> **Task instructions**
Give back the full material, exactly as it reads.
--- begin Supplied entries ---
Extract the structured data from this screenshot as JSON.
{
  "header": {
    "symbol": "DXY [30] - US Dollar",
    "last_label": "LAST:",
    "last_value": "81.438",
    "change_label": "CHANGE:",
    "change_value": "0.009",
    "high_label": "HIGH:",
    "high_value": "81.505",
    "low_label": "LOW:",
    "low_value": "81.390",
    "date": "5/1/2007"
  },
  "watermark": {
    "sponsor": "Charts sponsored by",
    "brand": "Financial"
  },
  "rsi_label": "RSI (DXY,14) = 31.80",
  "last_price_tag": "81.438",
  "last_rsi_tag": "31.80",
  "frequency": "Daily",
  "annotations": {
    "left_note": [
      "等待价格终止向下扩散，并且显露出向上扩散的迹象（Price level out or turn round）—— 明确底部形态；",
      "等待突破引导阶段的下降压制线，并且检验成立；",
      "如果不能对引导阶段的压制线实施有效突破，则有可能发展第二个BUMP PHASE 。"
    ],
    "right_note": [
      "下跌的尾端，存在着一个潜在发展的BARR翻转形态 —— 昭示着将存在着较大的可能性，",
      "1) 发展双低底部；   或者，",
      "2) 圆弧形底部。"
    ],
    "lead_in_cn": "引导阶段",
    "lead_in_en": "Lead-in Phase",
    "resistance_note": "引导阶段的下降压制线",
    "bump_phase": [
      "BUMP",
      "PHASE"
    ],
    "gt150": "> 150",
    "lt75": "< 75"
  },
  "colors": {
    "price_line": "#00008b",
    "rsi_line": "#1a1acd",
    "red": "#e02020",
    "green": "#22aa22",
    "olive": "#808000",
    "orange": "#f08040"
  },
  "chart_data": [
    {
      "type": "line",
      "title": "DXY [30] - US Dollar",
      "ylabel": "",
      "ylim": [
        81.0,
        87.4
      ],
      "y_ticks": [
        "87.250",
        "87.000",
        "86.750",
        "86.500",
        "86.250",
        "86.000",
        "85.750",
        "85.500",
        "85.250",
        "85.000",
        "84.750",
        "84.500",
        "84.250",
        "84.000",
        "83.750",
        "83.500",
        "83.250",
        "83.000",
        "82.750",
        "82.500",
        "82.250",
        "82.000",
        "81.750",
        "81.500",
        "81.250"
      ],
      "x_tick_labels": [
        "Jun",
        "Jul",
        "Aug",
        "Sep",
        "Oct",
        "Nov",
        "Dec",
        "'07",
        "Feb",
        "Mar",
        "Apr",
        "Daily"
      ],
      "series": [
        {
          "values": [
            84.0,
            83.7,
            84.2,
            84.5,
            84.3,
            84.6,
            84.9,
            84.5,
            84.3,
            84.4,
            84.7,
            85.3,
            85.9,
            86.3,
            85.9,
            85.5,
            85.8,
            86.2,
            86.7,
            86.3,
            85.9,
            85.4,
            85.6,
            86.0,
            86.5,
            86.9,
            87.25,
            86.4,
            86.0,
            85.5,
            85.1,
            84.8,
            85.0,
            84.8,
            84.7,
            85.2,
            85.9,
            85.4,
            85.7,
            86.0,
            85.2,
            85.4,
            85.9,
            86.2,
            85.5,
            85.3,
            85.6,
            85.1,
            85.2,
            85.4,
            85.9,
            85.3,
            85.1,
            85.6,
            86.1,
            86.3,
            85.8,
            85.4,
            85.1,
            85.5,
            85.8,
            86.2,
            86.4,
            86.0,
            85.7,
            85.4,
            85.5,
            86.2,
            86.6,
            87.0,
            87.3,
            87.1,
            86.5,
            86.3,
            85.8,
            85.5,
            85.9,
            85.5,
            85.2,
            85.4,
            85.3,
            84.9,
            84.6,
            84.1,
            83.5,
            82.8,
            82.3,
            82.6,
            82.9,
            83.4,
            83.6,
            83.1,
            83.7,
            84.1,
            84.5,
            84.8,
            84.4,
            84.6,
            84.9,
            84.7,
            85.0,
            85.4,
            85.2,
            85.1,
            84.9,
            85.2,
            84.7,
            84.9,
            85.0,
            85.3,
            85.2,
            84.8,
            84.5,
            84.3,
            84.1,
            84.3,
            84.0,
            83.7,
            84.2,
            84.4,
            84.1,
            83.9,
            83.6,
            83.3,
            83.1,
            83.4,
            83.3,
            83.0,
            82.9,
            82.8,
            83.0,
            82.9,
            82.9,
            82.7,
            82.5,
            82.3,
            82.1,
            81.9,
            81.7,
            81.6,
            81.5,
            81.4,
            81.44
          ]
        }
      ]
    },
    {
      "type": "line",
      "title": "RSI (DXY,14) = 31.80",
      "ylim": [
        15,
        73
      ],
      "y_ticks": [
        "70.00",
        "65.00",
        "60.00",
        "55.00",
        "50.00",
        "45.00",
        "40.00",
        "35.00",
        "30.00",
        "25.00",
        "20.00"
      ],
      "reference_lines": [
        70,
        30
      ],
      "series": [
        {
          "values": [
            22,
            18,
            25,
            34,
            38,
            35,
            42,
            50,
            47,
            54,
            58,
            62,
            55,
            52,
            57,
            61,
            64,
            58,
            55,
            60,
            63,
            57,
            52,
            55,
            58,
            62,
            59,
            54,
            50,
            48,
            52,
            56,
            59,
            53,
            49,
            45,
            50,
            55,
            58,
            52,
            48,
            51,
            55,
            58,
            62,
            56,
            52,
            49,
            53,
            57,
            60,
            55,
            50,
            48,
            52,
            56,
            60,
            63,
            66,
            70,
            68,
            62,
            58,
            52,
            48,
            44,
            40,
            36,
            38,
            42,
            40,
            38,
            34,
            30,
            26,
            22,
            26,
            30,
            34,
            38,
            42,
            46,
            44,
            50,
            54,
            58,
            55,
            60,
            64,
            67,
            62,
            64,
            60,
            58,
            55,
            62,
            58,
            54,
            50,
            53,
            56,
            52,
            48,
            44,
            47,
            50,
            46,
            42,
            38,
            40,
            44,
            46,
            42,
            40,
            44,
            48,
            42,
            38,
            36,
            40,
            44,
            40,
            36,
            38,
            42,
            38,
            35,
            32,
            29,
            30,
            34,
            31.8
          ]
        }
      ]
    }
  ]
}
--- end Supplied entries ---
> **Right answer**
Extract the structured data from this screenshot as JSON.
{
  "header": {
    "symbol": "DXY [30] - US Dollar",
    "last_label": "LAST:",
    "last_value": "81.438",
    "change_label": "CHANGE:",
    "change_value": "0.009",
    "high_label": "HIGH:",
    "high_value": "81.505",
    "low_label": "LOW:",
    "low_value": "81.390",
    "date": "5/1/2007"
  },
  "watermark": {
    "sponsor": "Charts sponsored by",
    "brand": "Financial"
  },
  "rsi_label": "RSI (DXY,14) = 31.80",
  "last_price_tag": "81.438",
  "last_rsi_tag": "31.80",
  "frequency": "Daily",
  "annotations": {
    "left_note": [
      "等待价格终止向下扩散，并且显露出向上扩散的迹象（Price level out or turn round）—— 明确底部形态；",
      "等待突破引导阶段的下降压制线，并且检验成立；",
      "如果不能对引导阶段的压制线实施有效突破，则有可能发展第二个BUMP PHASE 。"
    ],
    "right_note": [
      "下跌的尾端，存在着一个潜在发展的BARR翻转形态 —— 昭示着将存在着较大的可能性，",
      "1) 发展双低底部；   或者，",
      "2) 圆弧形底部。"
    ],
    "lead_in_cn": "引导阶段",
    "lead_in_en": "Lead-in Phase",
    "resistance_note": "引导阶段的下降压制线",
    "bump_phase": [
      "BUMP",
      "PHASE"
    ],
    "gt150": "> 150",
    "lt75": "< 75"
  },
  "colors": {
    "price_line": "#00008b",
    "rsi_line": "#1a1acd",
    "red": "#e02020",
    "green": "#22aa22",
    "olive": "#808000",
    "orange": "#f08040"
  },
  "chart_data": [
    {
      "type": "line",
      "title": "DXY [30] - US Dollar",
      "ylabel": "",
      "ylim": [
        81.0,
        87.4
      ],
      "y_ticks": [
        "87.250",
        "87.000",
        "86.750",
        "86.500",
        "86.250",
        "86.000",
        "85.750",
        "85.500",
        "85.250",
        "85.000",
        "84.750",
        "84.500",
        "84.250",
        "84.000",
        "83.750",
        "83.500",
        "83.250",
        "83.000",
        "82.750",
        "82.500",
        "82.250",
        "82.000",
        "81.750",
        "81.500",
        "81.250"
      ],
      "x_tick_labels": [
        "Jun",
        "Jul",
        "Aug",
        "Sep",
        "Oct",
        "Nov",
        "Dec",
        "'07",
        "Feb",
        "Mar",
        "Apr",
        "Daily"
      ],
      "series": [
        {
          "values": [
            84.0,
            83.7,
            84.2,
            84.5,
            84.3,
            84.6,
            84.9,
            84.5,
            84.3,
            84.4,
            84.7,
            85.3,
            85.9,
            86.3,
            85.9,
            85.5,
            85.8,
            86.2,
            86.7,
            86.3,
            85.9,
            85.4,
            85.6,
            86.0,
            86.5,
            86.9,
            87.25,
            86.4,
            86.0,
            85.5,
            85.1,
            84.8,
            85.0,
            84.8,
            84.7,
            85.2,
            85.9,
            85.4,
            85.7,
            86.0,
            85.2,
            85.4,
            85.9,
            86.2,
            85.5,
            85.3,
            85.6,
            85.1,
            85.2,
            85.4,
            85.9,
            85.3,
            85.1,
            85.6,
            86.1,
            86.3,
            85.8,
            85.4,
            85.1,
            85.5,
            85.8,
            86.2,
            86.4,
            86.0,
            85.7,
            85.4,
            85.5,
            86.2,
            86.6,
            87.0,
            87.3,
            87.1,
            86.5,
            86.3,
            85.8,
            85.5,
            85.9,
            85.5,
            85.2,
            85.4,
            85.3,
            84.9,
            84.6,
            84.1,
            83.5,
            82.8,
            82.3,
            82.6,
            82.9,
            83.4,
            83.6,
            83.1,
            83.7,
            84.1,
            84.5,
            84.8,
            84.4,
            84.6,
            84.9,
            84.7,
            85.0,
            85.4,
            85.2,
            85.1,
            84.9,
            85.2,
            84.7,
            84.9,
            85.0,
            85.3,
            85.2,
            84.8,
            84.5,
            84.3,
            84.1,
            84.3,
            84.0,
            83.7,
            84.2,
            84.4,
            84.1,
            83.9,
            83.6,
            83.3,
            83.1,
            83.4,
            83.3,
            83.0,
            82.9,
            82.8,
            83.0,
            82.9,
            82.9,
            82.7,
            82.5,
            82.3,
            82.1,
            81.9,
            81.7,
            81.6,
            81.5,
            81.4,
            81.44
          ]
        }
      ]
    },
    {
      "type": "line",
      "title": "RSI (DXY,14) = 31.80",
      "ylim": [
        15,
        73
      ],
      "y_ticks": [
        "70.00",
        "65.00",
        "60.00",
        "55.00",
        "50.00",
        "45.00",
        "40.00",
        "35.00",
        "30.00",
        "25.00",
        "20.00"
      ],
      "reference_lines": [
        70,
        30
      ],
      "series": [
        {
          "values": [
            22,
            18,
            25,
            34,
            38,
            35,
            42,
            50,
            47,
            54,
            58,
            62,
            55,
            52,
            57,
            61,
            64,
            58,
            55,
            60,
            63,
            57,
            52,
            55,
            58,
            62,
            59,
            54,
            50,
            48,
            52,
            56,
            59,
            53,
            49,
            45,
            50,
            55,
            58,
            52,
            48,
            51,
            55,
            58,
            62,
            56,
            52,
            49,
            53,
            57,
            60,
            55,
            50,
            48,
            52,
            56,
            60,
            63,
            66,
            70,
            68,
            62,
            58,
            52,
            48,
            44,
            40,
            36,
            38,
            42,
            40,
            38,
            34,
            30,
            26,
            22,
            26,
            30,
            34,
            38,
            42,
            46,
            44,
            50,
            54,
            58,
            55,
            60,
            64,
            67,
            62,
            64,
            60,
            58,
            55,
            62,
            58,
            54,
            50,
            53,
            56,
            52,
            48,
            44,
            47,
            50,
            46,
            42,
            38,
            40,
            44,
            46,
            42,
            40,
            44,
            48,
            42,
            38,
            36,
            40,
            44,
            40,
            36,
            38,
            42,
            38,
            35,
            32,
            29,
            30,
            34,
            31.8
          ]
        }
      ]
    }
  ]
}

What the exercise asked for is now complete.